*EXERCISE*
Track down the lines that contain "Strong" and copy them.

[Extracts from a graphics dataset]
## Start

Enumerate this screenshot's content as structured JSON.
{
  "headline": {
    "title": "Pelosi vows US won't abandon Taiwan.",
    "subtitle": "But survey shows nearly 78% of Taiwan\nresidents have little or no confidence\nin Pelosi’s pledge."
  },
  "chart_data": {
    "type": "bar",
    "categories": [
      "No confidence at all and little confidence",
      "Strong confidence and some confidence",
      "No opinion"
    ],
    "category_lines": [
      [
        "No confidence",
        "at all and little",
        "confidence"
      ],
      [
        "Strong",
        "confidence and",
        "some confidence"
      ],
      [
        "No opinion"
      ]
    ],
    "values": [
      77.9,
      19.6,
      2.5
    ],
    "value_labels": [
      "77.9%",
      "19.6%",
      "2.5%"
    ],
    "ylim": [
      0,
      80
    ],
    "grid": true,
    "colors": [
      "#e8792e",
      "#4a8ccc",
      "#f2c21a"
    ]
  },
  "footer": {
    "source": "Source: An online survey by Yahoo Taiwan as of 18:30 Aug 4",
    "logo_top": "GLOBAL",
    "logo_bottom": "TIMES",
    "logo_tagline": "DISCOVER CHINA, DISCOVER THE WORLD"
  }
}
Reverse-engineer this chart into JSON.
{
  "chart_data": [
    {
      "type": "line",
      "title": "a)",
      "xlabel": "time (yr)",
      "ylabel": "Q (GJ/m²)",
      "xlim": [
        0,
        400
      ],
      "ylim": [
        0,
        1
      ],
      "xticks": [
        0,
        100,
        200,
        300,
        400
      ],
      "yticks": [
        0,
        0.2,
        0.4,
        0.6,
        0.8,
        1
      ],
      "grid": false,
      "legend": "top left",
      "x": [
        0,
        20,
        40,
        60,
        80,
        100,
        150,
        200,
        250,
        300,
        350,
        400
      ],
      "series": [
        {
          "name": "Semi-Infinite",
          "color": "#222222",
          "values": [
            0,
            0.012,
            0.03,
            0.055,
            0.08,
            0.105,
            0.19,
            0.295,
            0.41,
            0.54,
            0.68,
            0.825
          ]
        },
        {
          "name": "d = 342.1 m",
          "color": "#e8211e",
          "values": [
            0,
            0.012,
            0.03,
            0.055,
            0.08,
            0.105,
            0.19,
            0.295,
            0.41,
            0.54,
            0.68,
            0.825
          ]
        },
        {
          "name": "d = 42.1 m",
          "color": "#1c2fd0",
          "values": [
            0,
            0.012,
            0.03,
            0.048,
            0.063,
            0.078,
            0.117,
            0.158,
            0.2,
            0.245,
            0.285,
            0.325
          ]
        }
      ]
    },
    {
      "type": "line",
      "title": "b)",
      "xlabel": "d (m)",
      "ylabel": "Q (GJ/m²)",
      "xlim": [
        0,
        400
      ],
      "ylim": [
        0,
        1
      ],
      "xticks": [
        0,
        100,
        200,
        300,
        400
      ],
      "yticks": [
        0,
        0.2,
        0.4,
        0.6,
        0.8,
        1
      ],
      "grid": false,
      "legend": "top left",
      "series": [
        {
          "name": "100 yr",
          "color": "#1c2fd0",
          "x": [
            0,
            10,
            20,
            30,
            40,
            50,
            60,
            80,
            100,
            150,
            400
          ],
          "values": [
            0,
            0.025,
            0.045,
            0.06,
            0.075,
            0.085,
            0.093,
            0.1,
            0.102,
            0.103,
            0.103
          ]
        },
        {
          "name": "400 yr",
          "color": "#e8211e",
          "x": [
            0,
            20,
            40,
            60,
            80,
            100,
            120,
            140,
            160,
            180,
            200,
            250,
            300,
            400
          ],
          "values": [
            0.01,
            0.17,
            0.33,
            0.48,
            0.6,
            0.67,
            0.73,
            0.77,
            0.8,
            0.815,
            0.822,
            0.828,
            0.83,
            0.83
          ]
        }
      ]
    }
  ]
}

## End

*RESPONSE BELOW*
      "Strong confidence and some confidence",
        "Strong",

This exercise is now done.